— start Data for this task —

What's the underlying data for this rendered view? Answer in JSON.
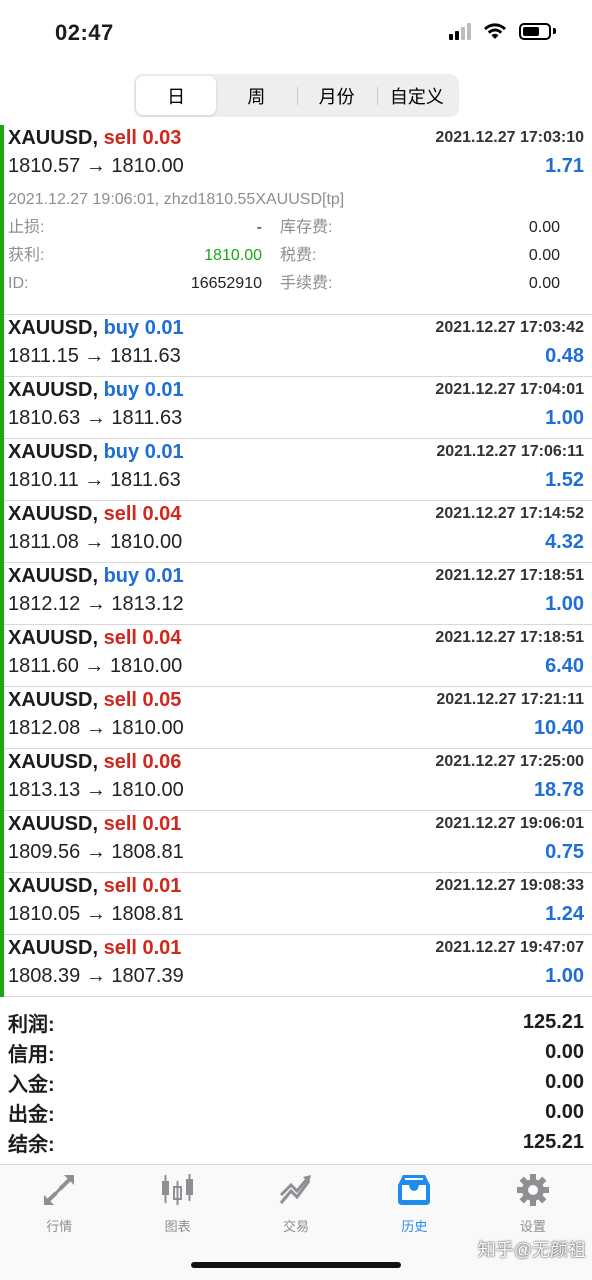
{
  "status_bar": {
    "time": "02:47",
    "battery_level": 0.68
  },
  "segments": [
    {
      "label": "日",
      "active": true
    },
    {
      "label": "周",
      "active": false
    },
    {
      "label": "月份",
      "active": false
    },
    {
      "label": "自定义",
      "active": false
    }
  ],
  "deals": [
    {
      "symbol": "XAUUSD,",
      "type": "sell",
      "volume": "0.03",
      "time": "2021.12.27 17:03:10",
      "open": "1810.57",
      "arrow": "→",
      "close": "1810.00",
      "profit": "1.71",
      "detail": {
        "comment": "2021.12.27 19:06:01, zhzd1810.55XAUUSD[tp]",
        "sl_label": "止损:",
        "sl": "-",
        "swap_label": "库存费:",
        "swap": "0.00",
        "tp_label": "获利:",
        "tp": "1810.00",
        "tax_label": "税费:",
        "tax": "0.00",
        "id_label": "ID:",
        "id": "16652910",
        "fee_label": "手续费:",
        "fee": "0.00"
      }
    },
    {
      "symbol": "XAUUSD,",
      "type": "buy",
      "volume": "0.01",
      "time": "2021.12.27 17:03:42",
      "open": "1811.15",
      "arrow": "→",
      "close": "1811.63",
      "profit": "0.48"
    },
    {
      "symbol": "XAUUSD,",
      "type": "buy",
      "volume": "0.01",
      "time": "2021.12.27 17:04:01",
      "open": "1810.63",
      "arrow": "→",
      "close": "1811.63",
      "profit": "1.00"
    },
    {
      "symbol": "XAUUSD,",
      "type": "buy",
      "volume": "0.01",
      "time": "2021.12.27 17:06:11",
      "open": "1810.11",
      "arrow": "→",
      "close": "1811.63",
      "profit": "1.52"
    },
    {
      "symbol": "XAUUSD,",
      "type": "sell",
      "volume": "0.04",
      "time": "2021.12.27 17:14:52",
      "open": "1811.08",
      "arrow": "→",
      "close": "1810.00",
      "profit": "4.32"
    },
    {
      "symbol": "XAUUSD,",
      "type": "buy",
      "volume": "0.01",
      "time": "2021.12.27 17:18:51",
      "open": "1812.12",
      "arrow": "→",
      "close": "1813.12",
      "profit": "1.00"
    },
    {
      "symbol": "XAUUSD,",
      "type": "sell",
      "volume": "0.04",
      "time": "2021.12.27 17:18:51",
      "open": "1811.60",
      "arrow": "→",
      "close": "1810.00",
      "profit": "6.40"
    },
    {
      "symbol": "XAUUSD,",
      "type": "sell",
      "volume": "0.05",
      "time": "2021.12.27 17:21:11",
      "open": "1812.08",
      "arrow": "→",
      "close": "1810.00",
      "profit": "10.40"
    },
    {
      "symbol": "XAUUSD,",
      "type": "sell",
      "volume": "0.06",
      "time": "2021.12.27 17:25:00",
      "open": "1813.13",
      "arrow": "→",
      "close": "1810.00",
      "profit": "18.78"
    },
    {
      "symbol": "XAUUSD,",
      "type": "sell",
      "volume": "0.01",
      "time": "2021.12.27 19:06:01",
      "open": "1809.56",
      "arrow": "→",
      "close": "1808.81",
      "profit": "0.75"
    },
    {
      "symbol": "XAUUSD,",
      "type": "sell",
      "volume": "0.01",
      "time": "2021.12.27 19:08:33",
      "open": "1810.05",
      "arrow": "→",
      "close": "1808.81",
      "profit": "1.24"
    },
    {
      "symbol": "XAUUSD,",
      "type": "sell",
      "volume": "0.01",
      "time": "2021.12.27 19:47:07",
      "open": "1808.39",
      "arrow": "→",
      "close": "1807.39",
      "profit": "1.00"
    }
  ],
  "summary": [
    {
      "label": "利润:",
      "value": "125.21"
    },
    {
      "label": "信用:",
      "value": "0.00"
    },
    {
      "label": "入金:",
      "value": "0.00"
    },
    {
      "label": "出金:",
      "value": "0.00"
    },
    {
      "label": "结余:",
      "value": "125.21"
    }
  ],
  "tabs": [
    {
      "label": "行情",
      "icon": "quotes-arrows-icon",
      "active": false
    },
    {
      "label": "图表",
      "icon": "candlestick-chart-icon",
      "active": false
    },
    {
      "label": "交易",
      "icon": "trade-trend-icon",
      "active": false
    },
    {
      "label": "历史",
      "icon": "history-inbox-icon",
      "active": true
    },
    {
      "label": "设置",
      "icon": "gear-icon",
      "active": false
    }
  ],
  "watermark": "知乎@无颜祖",
  "colors": {
    "sell": "#d1281c",
    "buy": "#1f6ed6",
    "profit": "#1f6ed6",
    "accent_bar": "#1aa80e",
    "tab_active": "#1f8bef"
  }
}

— end Data for this task —

Stated task: Write the records out again in full, exactly, and skip every picture.

Correct output:
What's the underlying data for this rendered view? Answer in JSON.
{
  "status_bar": {
    "time": "02:47",
    "battery_level": 0.68
  },
  "segments": [
    {
      "label": "日",
      "active": true
    },
    {
      "label": "周",
      "active": false
    },
    {
      "label": "月份",
      "active": false
    },
    {
      "label": "自定义",
      "active": false
    }
  ],
  "deals": [
    {
      "symbol": "XAUUSD,",
      "type": "sell",
      "volume": "0.03",
      "time": "2021.12.27 17:03:10",
      "open": "1810.57",
      "arrow": "→",
      "close": "1810.00",
      "profit": "1.71",
      "detail": {
        "comment": "2021.12.27 19:06:01, zhzd1810.55XAUUSD[tp]",
        "sl_label": "止损:",
        "sl": "-",
        "swap_label": "库存费:",
        "swap": "0.00",
        "tp_label": "获利:",
        "tp": "1810.00",
        "tax_label": "税费:",
        "tax": "0.00",
        "id_label": "ID:",
        "id": "16652910",
        "fee_label": "手续费:",
        "fee": "0.00"
      }
    },
    {
      "symbol": "XAUUSD,",
      "type": "buy",
      "volume": "0.01",
      "time": "2021.12.27 17:03:42",
      "open": "1811.15",
      "arrow": "→",
      "close": "1811.63",
      "profit": "0.48"
    },
    {
      "symbol": "XAUUSD,",
      "type": "buy",
      "volume": "0.01",
      "time": "2021.12.27 17:04:01",
      "open": "1810.63",
      "arrow": "→",
      "close": "1811.63",
      "profit": "1.00"
    },
    {
      "symbol": "XAUUSD,",
      "type": "buy",
      "volume": "0.01",
      "time": "2021.12.27 17:06:11",
      "open": "1810.11",
      "arrow": "→",
      "close": "1811.63",
      "profit": "1.52"
    },
    {
      "symbol": "XAUUSD,",
      "type": "sell",
      "volume": "0.04",
      "time": "2021.12.27 17:14:52",
      "open": "1811.08",
      "arrow": "→",
      "close": "1810.00",
      "profit": "4.32"
    },
    {
      "symbol": "XAUUSD,",
      "type": "buy",
      "volume": "0.01",
      "time": "2021.12.27 17:18:51",
      "open": "1812.12",
      "arrow": "→",
      "close": "1813.12",
      "profit": "1.00"
    },
    {
      "symbol": "XAUUSD,",
      "type": "sell",
      "volume": "0.04",
      "time": "2021.12.27 17:18:51",
      "open": "1811.60",
      "arrow": "→",
      "close": "1810.00",
      "profit": "6.40"
    },
    {
      "symbol": "XAUUSD,",
      "type": "sell",
      "volume": "0.05",
      "time": "2021.12.27 17:21:11",
      "open": "1812.08",
      "arrow": "→",
      "close": "1810.00",
      "profit": "10.40"
    },
    {
      "symbol": "XAUUSD,",
      "type": "sell",
      "volume": "0.06",
      "time": "2021.12.27 17:25:00",
      "open": "1813.13",
      "arrow": "→",
      "close": "1810.00",
      "profit": "18.78"
    },
    {
      "symbol": "XAUUSD,",
      "type": "sell",
      "volume": "0.01",
      "time": "2021.12.27 19:06:01",
      "open": "1809.56",
      "arrow": "→",
      "close": "1808.81",
      "profit": "0.75"
    },
    {
      "symbol": "XAUUSD,",
      "type": "sell",
      "volume": "0.01",
      "time": "2021.12.27 19:08:33",
      "open": "1810.05",
      "arrow": "→",
      "close": "1808.81",
      "profit": "1.24"
    },
    {
      "symbol": "XAUUSD,",
      "type": "sell",
      "volume": "0.01",
      "time": "2021.12.27 19:47:07",
      "open": "1808.39",
      "arrow": "→",
      "close": "1807.39",
      "profit": "1.00"
    }
  ],
  "summary": [
    {
      "label": "利润:",
      "value": "125.21"
    },
    {
      "label": "信用:",
      "value": "0.00"
    },
    {
      "label": "入金:",
      "value": "0.00"
    },
    {
      "label": "出金:",
      "value": "0.00"
    },
    {
      "label": "结余:",
      "value": "125.21"
    }
  ],
  "tabs": [
    {
      "label": "行情",
      "icon": "quotes-arrows-icon",
      "active": false
    },
    {
      "label": "图表",
      "icon": "candlestick-chart-icon",
      "active": false
    },
    {
      "label": "交易",
      "icon": "trade-trend-icon",
      "active": false
    },
    {
      "label": "历史",
      "icon": "history-inbox-icon",
      "active": true
    },
    {
      "label": "设置",
      "icon": "gear-icon",
      "active": false
    }
  ],
  "watermark": "知乎@无颜祖",
  "colors": {
    "sell": "#d1281c",
    "buy": "#1f6ed6",
    "profit": "#1f6ed6",
    "accent_bar": "#1aa80e",
    "tab_active": "#1f8bef"
  }
}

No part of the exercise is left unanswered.